**Exercise instructions:**
Look through the listing below and work out how many of its lines hold the word "name". Give only the number.

**Supplied records:**
§

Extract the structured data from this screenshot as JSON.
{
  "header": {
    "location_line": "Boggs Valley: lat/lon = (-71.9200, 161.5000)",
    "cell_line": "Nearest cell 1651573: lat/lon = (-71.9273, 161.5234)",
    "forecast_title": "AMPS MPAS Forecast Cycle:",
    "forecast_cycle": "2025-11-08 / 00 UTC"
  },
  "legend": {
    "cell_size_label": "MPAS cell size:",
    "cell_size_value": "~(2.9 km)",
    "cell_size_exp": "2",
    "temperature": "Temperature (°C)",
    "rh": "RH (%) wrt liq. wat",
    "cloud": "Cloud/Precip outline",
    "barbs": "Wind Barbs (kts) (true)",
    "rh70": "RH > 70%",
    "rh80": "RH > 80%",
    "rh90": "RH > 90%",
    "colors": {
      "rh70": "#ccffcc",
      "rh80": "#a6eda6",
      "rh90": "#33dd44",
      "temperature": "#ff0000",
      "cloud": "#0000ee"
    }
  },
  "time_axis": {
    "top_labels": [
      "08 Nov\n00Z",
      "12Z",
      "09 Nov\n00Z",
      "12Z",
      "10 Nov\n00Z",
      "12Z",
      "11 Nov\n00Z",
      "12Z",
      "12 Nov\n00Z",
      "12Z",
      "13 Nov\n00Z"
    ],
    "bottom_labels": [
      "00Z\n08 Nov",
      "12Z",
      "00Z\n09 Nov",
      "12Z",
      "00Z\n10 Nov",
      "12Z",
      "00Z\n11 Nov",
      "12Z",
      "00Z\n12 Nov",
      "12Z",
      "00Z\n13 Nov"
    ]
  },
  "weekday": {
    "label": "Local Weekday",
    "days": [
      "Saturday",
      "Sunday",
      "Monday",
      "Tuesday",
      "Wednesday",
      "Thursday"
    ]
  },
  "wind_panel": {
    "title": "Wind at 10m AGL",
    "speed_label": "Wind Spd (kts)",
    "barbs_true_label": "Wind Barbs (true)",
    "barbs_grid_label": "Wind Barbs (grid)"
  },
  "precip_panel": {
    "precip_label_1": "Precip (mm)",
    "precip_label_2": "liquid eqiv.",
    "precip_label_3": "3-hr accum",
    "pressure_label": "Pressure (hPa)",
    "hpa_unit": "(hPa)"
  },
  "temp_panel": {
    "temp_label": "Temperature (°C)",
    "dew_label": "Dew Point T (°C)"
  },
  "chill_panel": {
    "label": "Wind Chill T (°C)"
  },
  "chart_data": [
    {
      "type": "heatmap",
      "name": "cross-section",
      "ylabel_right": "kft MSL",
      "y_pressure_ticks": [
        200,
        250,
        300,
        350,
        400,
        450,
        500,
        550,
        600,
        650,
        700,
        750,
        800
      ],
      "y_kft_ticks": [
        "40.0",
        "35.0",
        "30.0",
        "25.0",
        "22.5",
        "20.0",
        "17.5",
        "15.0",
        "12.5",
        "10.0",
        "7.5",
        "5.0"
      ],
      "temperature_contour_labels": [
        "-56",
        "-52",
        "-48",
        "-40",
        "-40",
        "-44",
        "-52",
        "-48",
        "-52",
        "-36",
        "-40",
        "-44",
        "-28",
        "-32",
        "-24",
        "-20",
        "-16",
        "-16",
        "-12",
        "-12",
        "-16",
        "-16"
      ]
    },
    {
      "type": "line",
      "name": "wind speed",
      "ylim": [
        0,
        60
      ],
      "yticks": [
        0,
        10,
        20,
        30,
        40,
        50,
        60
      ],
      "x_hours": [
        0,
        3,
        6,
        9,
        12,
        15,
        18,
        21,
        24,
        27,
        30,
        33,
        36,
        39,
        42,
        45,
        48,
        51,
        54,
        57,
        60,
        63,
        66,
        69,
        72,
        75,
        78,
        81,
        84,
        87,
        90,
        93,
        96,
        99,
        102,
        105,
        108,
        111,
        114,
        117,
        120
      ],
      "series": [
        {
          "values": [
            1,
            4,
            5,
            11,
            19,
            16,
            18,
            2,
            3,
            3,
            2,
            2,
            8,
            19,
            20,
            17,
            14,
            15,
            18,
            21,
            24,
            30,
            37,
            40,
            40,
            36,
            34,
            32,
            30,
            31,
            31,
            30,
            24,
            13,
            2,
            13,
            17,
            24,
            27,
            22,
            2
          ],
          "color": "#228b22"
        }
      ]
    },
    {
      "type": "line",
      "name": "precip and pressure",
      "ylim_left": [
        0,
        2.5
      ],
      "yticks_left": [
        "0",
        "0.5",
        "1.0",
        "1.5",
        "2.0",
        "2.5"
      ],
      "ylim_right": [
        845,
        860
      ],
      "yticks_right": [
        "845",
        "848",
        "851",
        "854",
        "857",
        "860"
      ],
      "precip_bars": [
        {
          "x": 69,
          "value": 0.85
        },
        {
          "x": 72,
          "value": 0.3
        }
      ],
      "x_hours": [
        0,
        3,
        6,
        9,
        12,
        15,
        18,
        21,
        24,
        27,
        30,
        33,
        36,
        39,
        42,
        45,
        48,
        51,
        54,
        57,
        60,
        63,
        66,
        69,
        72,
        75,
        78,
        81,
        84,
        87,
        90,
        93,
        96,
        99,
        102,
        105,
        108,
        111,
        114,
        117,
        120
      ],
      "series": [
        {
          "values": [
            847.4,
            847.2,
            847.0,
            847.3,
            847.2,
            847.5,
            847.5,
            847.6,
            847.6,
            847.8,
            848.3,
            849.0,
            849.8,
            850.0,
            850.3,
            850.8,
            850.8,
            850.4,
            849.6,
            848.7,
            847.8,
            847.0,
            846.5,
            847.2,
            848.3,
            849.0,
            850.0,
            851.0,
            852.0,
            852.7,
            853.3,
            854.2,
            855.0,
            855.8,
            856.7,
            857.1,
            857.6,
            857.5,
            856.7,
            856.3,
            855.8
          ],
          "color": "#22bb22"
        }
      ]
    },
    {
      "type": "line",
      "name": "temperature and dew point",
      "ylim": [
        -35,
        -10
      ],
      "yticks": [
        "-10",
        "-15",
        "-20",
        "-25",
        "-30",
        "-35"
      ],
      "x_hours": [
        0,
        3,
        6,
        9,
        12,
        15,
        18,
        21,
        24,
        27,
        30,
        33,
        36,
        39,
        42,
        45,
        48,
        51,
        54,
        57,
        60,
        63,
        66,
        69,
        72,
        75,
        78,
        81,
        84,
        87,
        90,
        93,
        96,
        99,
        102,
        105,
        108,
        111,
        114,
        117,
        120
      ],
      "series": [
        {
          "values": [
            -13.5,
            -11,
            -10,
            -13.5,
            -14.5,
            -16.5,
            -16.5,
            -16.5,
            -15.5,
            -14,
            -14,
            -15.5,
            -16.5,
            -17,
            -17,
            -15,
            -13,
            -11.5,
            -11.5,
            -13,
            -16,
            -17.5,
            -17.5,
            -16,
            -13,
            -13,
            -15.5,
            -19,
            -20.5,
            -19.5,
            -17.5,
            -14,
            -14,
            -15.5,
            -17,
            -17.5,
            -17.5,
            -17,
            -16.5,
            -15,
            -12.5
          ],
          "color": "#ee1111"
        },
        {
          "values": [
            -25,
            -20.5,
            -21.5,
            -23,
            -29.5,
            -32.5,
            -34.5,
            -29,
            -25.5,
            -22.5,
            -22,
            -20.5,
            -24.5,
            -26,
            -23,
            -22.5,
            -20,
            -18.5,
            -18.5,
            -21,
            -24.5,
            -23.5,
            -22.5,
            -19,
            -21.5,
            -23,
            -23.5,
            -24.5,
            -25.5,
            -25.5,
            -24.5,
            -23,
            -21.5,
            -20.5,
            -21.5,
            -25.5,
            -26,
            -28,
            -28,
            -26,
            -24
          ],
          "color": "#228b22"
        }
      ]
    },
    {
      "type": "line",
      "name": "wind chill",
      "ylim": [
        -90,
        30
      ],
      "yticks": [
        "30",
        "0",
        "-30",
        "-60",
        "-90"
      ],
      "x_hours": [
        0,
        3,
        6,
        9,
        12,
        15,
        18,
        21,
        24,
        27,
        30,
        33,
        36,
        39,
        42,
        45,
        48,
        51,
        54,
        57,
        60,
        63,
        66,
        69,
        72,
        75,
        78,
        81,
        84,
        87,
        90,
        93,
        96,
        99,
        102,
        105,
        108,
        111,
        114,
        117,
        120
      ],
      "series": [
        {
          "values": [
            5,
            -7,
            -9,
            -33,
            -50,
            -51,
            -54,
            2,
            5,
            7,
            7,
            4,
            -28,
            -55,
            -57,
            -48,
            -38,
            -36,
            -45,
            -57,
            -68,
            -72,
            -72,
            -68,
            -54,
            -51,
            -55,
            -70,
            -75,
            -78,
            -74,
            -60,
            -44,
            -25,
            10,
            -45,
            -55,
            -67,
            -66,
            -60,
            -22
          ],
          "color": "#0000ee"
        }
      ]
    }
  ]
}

§

**Solved problem:**
5